■ AIM OF THE TASK
Write out all of the lines below, exactly and completely.

--------------------------------------------------

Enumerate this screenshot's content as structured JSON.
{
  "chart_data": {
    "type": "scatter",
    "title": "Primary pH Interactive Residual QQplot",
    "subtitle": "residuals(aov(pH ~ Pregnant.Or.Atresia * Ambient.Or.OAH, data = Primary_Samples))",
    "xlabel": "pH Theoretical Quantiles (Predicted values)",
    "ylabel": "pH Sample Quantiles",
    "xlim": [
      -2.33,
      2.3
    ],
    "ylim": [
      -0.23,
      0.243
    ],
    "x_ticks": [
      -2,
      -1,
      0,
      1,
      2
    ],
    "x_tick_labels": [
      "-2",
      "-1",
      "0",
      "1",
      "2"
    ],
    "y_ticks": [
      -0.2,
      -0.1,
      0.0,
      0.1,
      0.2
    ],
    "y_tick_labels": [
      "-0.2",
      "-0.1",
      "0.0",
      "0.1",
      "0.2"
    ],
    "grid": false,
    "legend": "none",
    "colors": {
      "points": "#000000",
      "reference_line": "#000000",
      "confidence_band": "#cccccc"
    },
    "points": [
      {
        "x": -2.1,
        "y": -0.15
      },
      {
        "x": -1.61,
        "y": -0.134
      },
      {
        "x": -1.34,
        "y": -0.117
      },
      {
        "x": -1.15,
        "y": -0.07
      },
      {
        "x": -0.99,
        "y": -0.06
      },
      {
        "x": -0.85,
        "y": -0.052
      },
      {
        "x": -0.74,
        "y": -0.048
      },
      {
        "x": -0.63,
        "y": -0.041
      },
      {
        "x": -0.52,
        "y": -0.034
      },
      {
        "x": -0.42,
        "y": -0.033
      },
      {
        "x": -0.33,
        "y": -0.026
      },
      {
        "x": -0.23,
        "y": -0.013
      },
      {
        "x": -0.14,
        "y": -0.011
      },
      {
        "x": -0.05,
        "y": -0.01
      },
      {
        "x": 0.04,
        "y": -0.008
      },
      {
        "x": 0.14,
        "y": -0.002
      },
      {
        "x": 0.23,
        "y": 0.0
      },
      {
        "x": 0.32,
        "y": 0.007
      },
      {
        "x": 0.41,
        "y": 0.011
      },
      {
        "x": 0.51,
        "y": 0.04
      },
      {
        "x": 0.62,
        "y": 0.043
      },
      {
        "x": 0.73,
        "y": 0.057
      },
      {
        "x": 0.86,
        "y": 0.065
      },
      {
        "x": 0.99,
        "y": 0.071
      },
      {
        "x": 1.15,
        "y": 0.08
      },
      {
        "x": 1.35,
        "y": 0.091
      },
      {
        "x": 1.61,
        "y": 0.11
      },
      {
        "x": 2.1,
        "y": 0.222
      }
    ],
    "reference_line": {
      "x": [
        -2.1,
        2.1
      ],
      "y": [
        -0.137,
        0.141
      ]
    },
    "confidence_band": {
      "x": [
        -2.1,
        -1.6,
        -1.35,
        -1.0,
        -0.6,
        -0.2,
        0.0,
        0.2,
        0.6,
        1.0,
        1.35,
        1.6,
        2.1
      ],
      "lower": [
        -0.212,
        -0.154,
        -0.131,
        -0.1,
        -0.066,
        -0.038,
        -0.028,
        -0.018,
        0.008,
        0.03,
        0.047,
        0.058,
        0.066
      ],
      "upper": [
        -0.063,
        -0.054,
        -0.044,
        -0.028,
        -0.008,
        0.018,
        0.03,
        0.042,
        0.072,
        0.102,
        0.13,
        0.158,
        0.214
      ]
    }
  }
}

--------------------------------------------------

■ WORKED ANSWER
Enumerate this screenshot's content as structured JSON.
{
  "chart_data": {
    "type": "scatter",
    "title": "Primary pH Interactive Residual QQplot",
    "subtitle": "residuals(aov(pH ~ Pregnant.Or.Atresia * Ambient.Or.OAH, data = Primary_Samples))",
    "xlabel": "pH Theoretical Quantiles (Predicted values)",
    "ylabel": "pH Sample Quantiles",
    "xlim": [
      -2.33,
      2.3
    ],
    "ylim": [
      -0.23,
      0.243
    ],
    "x_ticks": [
      -2,
      -1,
      0,
      1,
      2
    ],
    "x_tick_labels": [
      "-2",
      "-1",
      "0",
      "1",
      "2"
    ],
    "y_ticks": [
      -0.2,
      -0.1,
      0.0,
      0.1,
      0.2
    ],
    "y_tick_labels": [
      "-0.2",
      "-0.1",
      "0.0",
      "0.1",
      "0.2"
    ],
    "grid": false,
    "legend": "none",
    "colors": {
      "points": "#000000",
      "reference_line": "#000000",
      "confidence_band": "#cccccc"
    },
    "points": [
      {
        "x": -2.1,
        "y": -0.15
      },
      {
        "x": -1.61,
        "y": -0.134
      },
      {
        "x": -1.34,
        "y": -0.117
      },
      {
        "x": -1.15,
        "y": -0.07
      },
      {
        "x": -0.99,
        "y": -0.06
      },
      {
        "x": -0.85,
        "y": -0.052
      },
      {
        "x": -0.74,
        "y": -0.048
      },
      {
        "x": -0.63,
        "y": -0.041
      },
      {
        "x": -0.52,
        "y": -0.034
      },
      {
        "x": -0.42,
        "y": -0.033
      },
      {
        "x": -0.33,
        "y": -0.026
      },
      {
        "x": -0.23,
        "y": -0.013
      },
      {
        "x": -0.14,
        "y": -0.011
      },
      {
        "x": -0.05,
        "y": -0.01
      },
      {
        "x": 0.04,
        "y": -0.008
      },
      {
        "x": 0.14,
        "y": -0.002
      },
      {
        "x": 0.23,
        "y": 0.0
      },
      {
        "x": 0.32,
        "y": 0.007
      },
      {
        "x": 0.41,
        "y": 0.011
      },
      {
        "x": 0.51,
        "y": 0.04
      },
      {
        "x": 0.62,
        "y": 0.043
      },
      {
        "x": 0.73,
        "y": 0.057
      },
      {
        "x": 0.86,
        "y": 0.065
      },
      {
        "x": 0.99,
        "y": 0.071
      },
      {
        "x": 1.15,
        "y": 0.08
      },
      {
        "x": 1.35,
        "y": 0.091
      },
      {
        "x": 1.61,
        "y": 0.11
      },
      {
        "x": 2.1,
        "y": 0.222
      }
    ],
    "reference_line": {
      "x": [
        -2.1,
        2.1
      ],
      "y": [
        -0.137,
        0.141
      ]
    },
    "confidence_band": {
      "x": [
        -2.1,
        -1.6,
        -1.35,
        -1.0,
        -0.6,
        -0.2,
        0.0,
        0.2,
        0.6,
        1.0,
        1.35,
        1.6,
        2.1
      ],
      "lower": [
        -0.212,
        -0.154,
        -0.131,
        -0.1,
        -0.066,
        -0.038,
        -0.028,
        -0.018,
        0.008,
        0.03,
        0.047,
        0.058,
        0.066
      ],
      "upper": [
        -0.063,
        -0.054,
        -0.044,
        -0.028,
        -0.008,
        0.018,
        0.03,
        0.042,
        0.072,
        0.102,
        0.13,
        0.158,
        0.214
      ]
    }
  }
}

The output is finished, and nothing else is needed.